━━━ Избранный отрывок ━━━

Существует понятие игровой модели, т. е. действительного поведения в условных обстоятельствах. Человек, принимающий участие в создании игровой модели, ведет себя по-настоящему в условных обстоятельствах, которые только имитируют настоящие. Военные маневры, тренировки спорсменов, обучение водителя машины на полигоне – все это виды игровых моделей, когда имитируется жизненно важная ситуация и человек, ничем не рискуя, вырабатывает определенные навыки, нужные ему в настоящей, а не условной жизни.
Произведение литературы, заставляя нас сопереживать, добивается аналогичного результата. Человек читает, сидя в кресле, у лампы, в теплой комнате. Герой романа бежит с каторги, спасает женщину, страдает, радуется, ненавидит, любит, хоронит друга. Читатель погружен в мир эмоций этого героя, он начинает чувствовать и страх, и отчаяние, и счастье, и ненависть, и любовь – все, что пережил герой, о котором он читает. Для этого ему не понадобилось бежать с каторги и т. д. Он по-прежнему сидит в кресле у лампы. Но в его духовный мир уже вошли все те чувства, которыми полон роман. Это и есть настоящее поведение в условных обстоятельствах.

━━━ Фрагменты данных ━━━

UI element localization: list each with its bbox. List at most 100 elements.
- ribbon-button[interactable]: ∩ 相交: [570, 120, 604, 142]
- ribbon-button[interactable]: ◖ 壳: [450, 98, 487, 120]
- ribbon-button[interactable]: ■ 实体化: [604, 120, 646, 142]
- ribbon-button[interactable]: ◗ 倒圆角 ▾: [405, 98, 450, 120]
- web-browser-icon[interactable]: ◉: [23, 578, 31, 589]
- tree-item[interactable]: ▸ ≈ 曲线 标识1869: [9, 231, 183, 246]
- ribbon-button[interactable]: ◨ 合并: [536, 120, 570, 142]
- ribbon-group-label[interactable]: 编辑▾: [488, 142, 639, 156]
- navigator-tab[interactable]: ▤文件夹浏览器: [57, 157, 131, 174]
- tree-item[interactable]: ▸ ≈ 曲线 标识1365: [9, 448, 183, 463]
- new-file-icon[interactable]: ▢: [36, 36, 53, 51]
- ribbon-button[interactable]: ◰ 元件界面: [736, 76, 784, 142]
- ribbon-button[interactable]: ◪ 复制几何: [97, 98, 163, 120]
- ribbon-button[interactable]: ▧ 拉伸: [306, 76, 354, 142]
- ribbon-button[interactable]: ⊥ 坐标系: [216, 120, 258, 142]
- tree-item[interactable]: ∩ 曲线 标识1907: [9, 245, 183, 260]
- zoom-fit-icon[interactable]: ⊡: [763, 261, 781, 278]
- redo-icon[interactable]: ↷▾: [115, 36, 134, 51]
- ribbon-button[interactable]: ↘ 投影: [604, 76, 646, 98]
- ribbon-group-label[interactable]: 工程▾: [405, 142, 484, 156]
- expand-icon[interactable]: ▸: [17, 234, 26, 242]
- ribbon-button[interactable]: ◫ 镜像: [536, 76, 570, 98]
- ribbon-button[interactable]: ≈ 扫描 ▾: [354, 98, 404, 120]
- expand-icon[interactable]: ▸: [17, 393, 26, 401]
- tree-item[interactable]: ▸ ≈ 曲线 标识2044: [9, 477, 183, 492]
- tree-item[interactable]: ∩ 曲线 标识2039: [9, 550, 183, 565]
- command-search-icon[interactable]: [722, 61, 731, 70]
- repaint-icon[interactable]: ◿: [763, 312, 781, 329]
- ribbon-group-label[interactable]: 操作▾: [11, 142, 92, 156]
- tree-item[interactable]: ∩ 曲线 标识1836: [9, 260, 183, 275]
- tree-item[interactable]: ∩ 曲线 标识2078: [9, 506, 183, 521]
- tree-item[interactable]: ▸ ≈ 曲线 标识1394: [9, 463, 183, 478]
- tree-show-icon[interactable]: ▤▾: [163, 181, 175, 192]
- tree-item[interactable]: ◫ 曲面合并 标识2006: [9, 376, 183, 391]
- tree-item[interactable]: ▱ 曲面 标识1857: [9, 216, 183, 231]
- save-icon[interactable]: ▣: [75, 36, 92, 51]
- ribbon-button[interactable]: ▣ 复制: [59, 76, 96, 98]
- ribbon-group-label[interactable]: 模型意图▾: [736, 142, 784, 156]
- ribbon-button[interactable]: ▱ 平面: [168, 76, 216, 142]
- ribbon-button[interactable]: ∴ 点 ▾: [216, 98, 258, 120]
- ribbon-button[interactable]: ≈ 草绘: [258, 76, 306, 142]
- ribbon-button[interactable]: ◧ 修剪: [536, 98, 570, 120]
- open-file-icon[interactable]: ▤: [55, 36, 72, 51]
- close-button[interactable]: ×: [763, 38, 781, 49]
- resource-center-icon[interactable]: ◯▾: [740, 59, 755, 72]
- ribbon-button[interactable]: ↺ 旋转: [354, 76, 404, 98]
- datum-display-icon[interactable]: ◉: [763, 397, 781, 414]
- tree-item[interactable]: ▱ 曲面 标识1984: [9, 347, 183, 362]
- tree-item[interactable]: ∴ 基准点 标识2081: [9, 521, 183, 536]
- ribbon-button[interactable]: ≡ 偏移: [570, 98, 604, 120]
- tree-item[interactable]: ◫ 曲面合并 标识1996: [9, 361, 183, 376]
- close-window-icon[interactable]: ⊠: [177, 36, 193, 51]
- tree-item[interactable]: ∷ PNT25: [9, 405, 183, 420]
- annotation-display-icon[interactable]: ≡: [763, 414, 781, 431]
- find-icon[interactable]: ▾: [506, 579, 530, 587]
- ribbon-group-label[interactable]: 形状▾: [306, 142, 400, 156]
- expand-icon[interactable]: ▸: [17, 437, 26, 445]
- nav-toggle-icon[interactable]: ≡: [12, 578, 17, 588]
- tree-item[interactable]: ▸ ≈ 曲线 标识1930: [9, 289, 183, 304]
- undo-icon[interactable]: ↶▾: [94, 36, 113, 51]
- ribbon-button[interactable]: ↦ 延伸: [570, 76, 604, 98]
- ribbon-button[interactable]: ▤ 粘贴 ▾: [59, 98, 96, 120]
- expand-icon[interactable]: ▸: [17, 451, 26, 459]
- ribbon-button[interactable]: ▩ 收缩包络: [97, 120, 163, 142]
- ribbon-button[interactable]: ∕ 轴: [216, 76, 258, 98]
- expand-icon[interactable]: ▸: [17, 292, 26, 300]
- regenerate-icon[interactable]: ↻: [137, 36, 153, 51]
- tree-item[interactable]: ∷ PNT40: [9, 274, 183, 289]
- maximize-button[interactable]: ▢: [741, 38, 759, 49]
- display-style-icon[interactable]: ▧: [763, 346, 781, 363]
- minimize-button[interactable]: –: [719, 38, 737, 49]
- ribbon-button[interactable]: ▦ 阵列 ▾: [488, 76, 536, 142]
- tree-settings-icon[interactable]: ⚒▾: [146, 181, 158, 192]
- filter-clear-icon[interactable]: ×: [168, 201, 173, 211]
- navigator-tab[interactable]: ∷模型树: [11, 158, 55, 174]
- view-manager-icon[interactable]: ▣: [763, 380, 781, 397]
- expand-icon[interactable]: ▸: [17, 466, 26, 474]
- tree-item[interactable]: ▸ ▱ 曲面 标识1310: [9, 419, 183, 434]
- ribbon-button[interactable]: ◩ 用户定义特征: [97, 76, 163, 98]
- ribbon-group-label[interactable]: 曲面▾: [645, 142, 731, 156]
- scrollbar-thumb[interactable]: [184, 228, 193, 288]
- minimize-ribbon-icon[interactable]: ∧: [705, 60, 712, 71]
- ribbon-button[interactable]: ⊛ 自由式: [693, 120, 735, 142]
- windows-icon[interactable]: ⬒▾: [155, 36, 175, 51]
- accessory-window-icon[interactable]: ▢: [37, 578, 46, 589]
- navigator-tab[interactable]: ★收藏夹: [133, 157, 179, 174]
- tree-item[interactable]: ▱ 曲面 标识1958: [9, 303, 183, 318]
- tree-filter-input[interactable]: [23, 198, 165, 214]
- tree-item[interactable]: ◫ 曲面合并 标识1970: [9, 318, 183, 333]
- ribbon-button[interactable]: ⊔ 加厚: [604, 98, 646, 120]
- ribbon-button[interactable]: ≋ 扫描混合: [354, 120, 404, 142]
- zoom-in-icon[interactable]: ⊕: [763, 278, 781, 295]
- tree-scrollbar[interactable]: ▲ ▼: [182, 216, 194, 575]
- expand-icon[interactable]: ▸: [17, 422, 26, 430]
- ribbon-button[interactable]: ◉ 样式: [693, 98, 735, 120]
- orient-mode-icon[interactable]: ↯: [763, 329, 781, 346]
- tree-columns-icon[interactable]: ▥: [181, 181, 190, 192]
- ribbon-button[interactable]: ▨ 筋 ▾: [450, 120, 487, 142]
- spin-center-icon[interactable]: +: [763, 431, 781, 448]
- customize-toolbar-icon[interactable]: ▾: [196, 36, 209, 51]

━━━

**Ваши задания**
**A)** Верните точную копию части отрывка об игровой модели. Начните со слов «Произведение литературы, заставляя» и остановитесь после слов «поведение в условных обстоятельствах.».
**B)** Где, согласно отрывку об игровой модели, сидит человек, читающий роман?
**C)** Продолжите отрывок об игровой модели, начав сразу после его последнего предложения.

**Ответы к заданиям**
**A)**
Произведение литературы, заставляя нас сопереживать, добивается аналогичного результата. Человек читает, сидя в кресле, у лампы, в теплой комнате. Герой романа бежит с каторги, спасает женщину, страдает, радуется, ненавидит, любит, хоронит друга. Читатель погружен в мир эмоций этого героя, он начинает чувствовать и страх, и отчаяние, и счастье, и ненависть, и любовь – все, что пережил герой, о котором он читает. Для этого ему не понадобилось бежать с каторги и т. д. Он по-прежнему сидит в кресле у лампы. Но в его духовный мир уже вошли все те чувства, которыми полон роман. Это и есть настоящее поведение в условных обстоятельствах.

**B)** В кресле у лампы, в теплой комнате.

**C)**
Вернемся к нашим отрывкам.
Почувствовали ли вы «обиду и негодование» маленького Франсуа, подсмотревшего сцену в графском замке? Жаль ли вам Гаутзельма с другом? Жаль, конечно («раскаленное железо» и прочие ужасы), но как-то рассудком, а вот самого чувства жалости не возникает. Мы вышли из мира двух этих рассказов, не обогатившись ни одним движением души.
Ничего подобного не случается при чтении монристских книг. Вспомним хотя бы Диккенса: как живо реагировала публика Портсмута на пьесу с чисто монристским сюжетом! Если пример из Диккенса кажется неудбедительным, достаточно посетить кинотеатр, где идет «Зорро», «Апачи» или «Неуловимые мстители».[7]
В чем же тайна? В том, что проза соцхалтуры – дурная проза? Нет. Монристская проза тоже не блещет литературными красотами.
Но тайна есть. Работа академика М.В.Нечкиной, на которую я хочу сослаться, так и называется: «Загадка художственного образа».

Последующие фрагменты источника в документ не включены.